Directions for this task
Repeat the entries that follow verbatim, without any of their pictures.
>> START Supplied entries
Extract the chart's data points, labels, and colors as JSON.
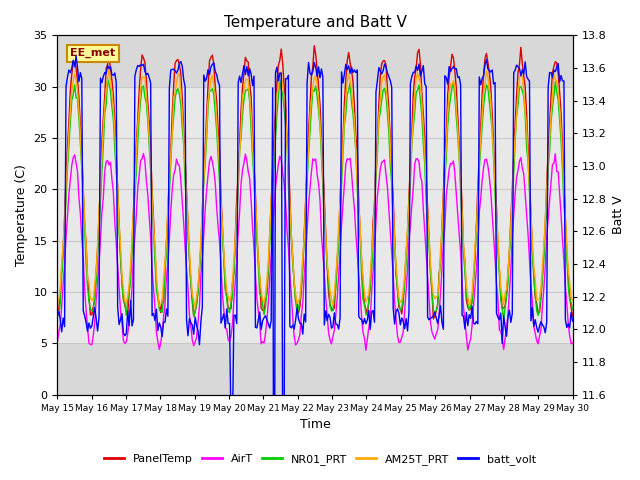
{
  "title": "Temperature and Batt V",
  "xlabel": "Time",
  "ylabel_left": "Temperature (C)",
  "ylabel_right": "Batt V",
  "annotation": "EE_met",
  "xlim_days": [
    15,
    30
  ],
  "ylim_left": [
    0,
    35
  ],
  "ylim_right": [
    11.6,
    13.8
  ],
  "x_tick_labels": [
    "May 15",
    "May 16",
    "May 17",
    "May 18",
    "May 19",
    "May 20",
    "May 21",
    "May 22",
    "May 23",
    "May 24",
    "May 25",
    "May 26",
    "May 27",
    "May 28",
    "May 29",
    "May 30"
  ],
  "series_colors": {
    "PanelTemp": "#dd0000",
    "AirT": "#ff00ff",
    "NR01_PRT": "#00cc00",
    "AM25T_PRT": "#ffaa00",
    "batt_volt": "#0000ff"
  },
  "legend_colors": [
    "#dd0000",
    "#ff00ff",
    "#00cc00",
    "#ffaa00",
    "#0000ff"
  ],
  "legend_labels": [
    "PanelTemp",
    "AirT",
    "NR01_PRT",
    "AM25T_PRT",
    "batt_volt"
  ],
  "grid_color": "#c8c8c8",
  "plot_bg_color": "#d8d8d8",
  "band_color": "#e8e8e8",
  "shaded_ymin": 5,
  "shaded_ymax": 30,
  "left_yticks": [
    0,
    5,
    10,
    15,
    20,
    25,
    30,
    35
  ],
  "right_yticks": [
    11.6,
    11.8,
    12.0,
    12.2,
    12.4,
    12.6,
    12.8,
    13.0,
    13.2,
    13.4,
    13.6,
    13.8
  ],
  "n_days": 15,
  "hours_per_day": 24,
  "random_seed": 42
}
>> END Supplied entries
Reply to the task
Extract the chart's data points, labels, and colors as JSON.
{
  "title": "Temperature and Batt V",
  "xlabel": "Time",
  "ylabel_left": "Temperature (C)",
  "ylabel_right": "Batt V",
  "annotation": "EE_met",
  "xlim_days": [
    15,
    30
  ],
  "ylim_left": [
    0,
    35
  ],
  "ylim_right": [
    11.6,
    13.8
  ],
  "x_tick_labels": [
    "May 15",
    "May 16",
    "May 17",
    "May 18",
    "May 19",
    "May 20",
    "May 21",
    "May 22",
    "May 23",
    "May 24",
    "May 25",
    "May 26",
    "May 27",
    "May 28",
    "May 29",
    "May 30"
  ],
  "series_colors": {
    "PanelTemp": "#dd0000",
    "AirT": "#ff00ff",
    "NR01_PRT": "#00cc00",
    "AM25T_PRT": "#ffaa00",
    "batt_volt": "#0000ff"
  },
  "legend_colors": [
    "#dd0000",
    "#ff00ff",
    "#00cc00",
    "#ffaa00",
    "#0000ff"
  ],
  "legend_labels": [
    "PanelTemp",
    "AirT",
    "NR01_PRT",
    "AM25T_PRT",
    "batt_volt"
  ],
  "grid_color": "#c8c8c8",
  "plot_bg_color": "#d8d8d8",
  "band_color": "#e8e8e8",
  "shaded_ymin": 5,
  "shaded_ymax": 30,
  "left_yticks": [
    0,
    5,
    10,
    15,
    20,
    25,
    30,
    35
  ],
  "right_yticks": [
    11.6,
    11.8,
    12.0,
    12.2,
    12.4,
    12.6,
    12.8,
    13.0,
    13.2,
    13.4,
    13.6,
    13.8
  ],
  "n_days": 15,
  "hours_per_day": 24,
  "random_seed": 42
}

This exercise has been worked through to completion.